[Exercise description]:
Identify and copy all lines of the material where the string "Assessments" is found.

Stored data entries

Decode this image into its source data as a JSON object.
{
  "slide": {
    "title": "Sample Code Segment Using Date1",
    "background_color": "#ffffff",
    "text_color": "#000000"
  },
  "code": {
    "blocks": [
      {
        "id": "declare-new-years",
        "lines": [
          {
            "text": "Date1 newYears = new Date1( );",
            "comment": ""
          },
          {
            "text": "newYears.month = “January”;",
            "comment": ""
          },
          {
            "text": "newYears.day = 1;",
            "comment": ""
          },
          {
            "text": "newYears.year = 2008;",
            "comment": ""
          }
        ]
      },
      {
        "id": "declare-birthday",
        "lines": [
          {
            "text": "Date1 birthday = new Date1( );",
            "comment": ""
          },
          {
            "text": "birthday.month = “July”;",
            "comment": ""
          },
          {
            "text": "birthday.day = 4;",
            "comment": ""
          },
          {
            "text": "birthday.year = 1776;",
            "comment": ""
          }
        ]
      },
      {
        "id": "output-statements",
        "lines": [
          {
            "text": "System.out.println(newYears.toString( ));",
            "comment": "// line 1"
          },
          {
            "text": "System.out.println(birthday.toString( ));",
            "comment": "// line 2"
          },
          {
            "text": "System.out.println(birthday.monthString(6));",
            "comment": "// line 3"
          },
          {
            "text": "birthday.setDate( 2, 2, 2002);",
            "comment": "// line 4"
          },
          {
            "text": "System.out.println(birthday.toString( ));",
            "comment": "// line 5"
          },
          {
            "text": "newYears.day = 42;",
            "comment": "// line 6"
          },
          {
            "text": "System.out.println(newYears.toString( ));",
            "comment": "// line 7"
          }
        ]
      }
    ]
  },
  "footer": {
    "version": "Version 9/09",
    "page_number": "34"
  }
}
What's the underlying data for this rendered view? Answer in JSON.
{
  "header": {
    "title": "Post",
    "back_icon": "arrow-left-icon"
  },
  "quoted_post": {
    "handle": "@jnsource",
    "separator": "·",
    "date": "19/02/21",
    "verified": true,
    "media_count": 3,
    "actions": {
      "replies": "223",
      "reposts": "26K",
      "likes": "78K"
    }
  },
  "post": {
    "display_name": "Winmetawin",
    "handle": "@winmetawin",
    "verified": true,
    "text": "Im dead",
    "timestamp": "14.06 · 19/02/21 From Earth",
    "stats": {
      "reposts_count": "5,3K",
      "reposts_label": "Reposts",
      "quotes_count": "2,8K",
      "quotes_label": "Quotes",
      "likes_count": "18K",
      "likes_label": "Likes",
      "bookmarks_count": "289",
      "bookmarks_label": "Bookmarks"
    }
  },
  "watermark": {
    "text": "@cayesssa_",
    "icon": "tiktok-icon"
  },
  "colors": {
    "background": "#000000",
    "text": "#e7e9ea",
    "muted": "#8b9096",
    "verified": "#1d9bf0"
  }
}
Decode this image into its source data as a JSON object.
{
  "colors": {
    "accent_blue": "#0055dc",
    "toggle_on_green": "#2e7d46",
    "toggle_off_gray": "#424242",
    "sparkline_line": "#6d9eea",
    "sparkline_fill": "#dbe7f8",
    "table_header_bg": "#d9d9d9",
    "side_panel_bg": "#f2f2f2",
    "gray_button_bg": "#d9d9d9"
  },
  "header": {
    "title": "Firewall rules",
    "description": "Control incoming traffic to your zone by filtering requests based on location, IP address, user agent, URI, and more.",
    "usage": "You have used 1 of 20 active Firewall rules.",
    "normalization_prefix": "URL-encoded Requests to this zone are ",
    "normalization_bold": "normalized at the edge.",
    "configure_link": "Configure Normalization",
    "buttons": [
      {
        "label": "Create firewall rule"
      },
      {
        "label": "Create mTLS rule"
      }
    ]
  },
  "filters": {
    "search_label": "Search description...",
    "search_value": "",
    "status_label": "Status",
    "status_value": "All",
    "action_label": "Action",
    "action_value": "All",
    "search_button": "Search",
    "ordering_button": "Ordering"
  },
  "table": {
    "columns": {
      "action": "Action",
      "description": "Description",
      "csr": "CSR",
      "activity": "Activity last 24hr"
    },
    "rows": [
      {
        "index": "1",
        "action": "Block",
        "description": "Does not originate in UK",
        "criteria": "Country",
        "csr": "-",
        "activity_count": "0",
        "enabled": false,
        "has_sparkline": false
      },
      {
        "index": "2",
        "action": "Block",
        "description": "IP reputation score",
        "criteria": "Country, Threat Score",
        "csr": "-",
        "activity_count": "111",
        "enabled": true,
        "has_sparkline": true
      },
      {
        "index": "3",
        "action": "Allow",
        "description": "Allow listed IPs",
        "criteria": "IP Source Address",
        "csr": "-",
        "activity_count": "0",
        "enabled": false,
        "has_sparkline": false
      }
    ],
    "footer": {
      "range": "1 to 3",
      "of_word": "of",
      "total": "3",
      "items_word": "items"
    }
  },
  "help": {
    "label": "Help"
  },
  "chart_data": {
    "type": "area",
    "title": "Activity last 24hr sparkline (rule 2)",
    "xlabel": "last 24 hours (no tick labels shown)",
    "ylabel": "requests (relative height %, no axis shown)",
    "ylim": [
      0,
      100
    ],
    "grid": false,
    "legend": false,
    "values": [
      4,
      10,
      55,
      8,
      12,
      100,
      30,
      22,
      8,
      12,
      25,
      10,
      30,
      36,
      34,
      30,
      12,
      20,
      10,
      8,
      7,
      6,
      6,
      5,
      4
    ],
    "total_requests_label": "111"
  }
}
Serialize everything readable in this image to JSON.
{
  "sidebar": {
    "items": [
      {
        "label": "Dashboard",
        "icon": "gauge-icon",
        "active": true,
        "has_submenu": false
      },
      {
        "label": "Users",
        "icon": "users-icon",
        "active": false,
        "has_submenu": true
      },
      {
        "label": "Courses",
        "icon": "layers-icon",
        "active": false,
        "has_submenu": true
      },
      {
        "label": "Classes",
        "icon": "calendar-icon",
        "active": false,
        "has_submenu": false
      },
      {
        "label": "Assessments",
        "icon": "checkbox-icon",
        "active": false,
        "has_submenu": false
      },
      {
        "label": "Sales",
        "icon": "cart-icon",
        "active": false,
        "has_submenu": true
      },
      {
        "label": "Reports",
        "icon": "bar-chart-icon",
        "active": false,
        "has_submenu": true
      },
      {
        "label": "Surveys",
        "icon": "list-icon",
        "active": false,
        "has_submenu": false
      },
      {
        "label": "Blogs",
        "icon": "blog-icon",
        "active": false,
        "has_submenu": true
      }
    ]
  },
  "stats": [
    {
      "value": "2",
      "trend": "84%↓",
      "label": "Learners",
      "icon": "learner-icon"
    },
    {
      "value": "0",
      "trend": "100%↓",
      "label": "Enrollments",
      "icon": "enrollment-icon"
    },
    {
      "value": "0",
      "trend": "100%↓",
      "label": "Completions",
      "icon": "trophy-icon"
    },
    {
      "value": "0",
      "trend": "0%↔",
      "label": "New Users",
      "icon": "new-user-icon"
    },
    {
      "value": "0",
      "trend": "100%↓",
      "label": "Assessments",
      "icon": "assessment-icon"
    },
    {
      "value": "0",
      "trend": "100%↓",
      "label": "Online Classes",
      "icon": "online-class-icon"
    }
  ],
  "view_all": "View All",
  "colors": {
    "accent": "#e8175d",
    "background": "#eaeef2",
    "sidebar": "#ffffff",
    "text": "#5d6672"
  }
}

[Final answer]:
        "label": "Assessments",
      "label": "Assessments",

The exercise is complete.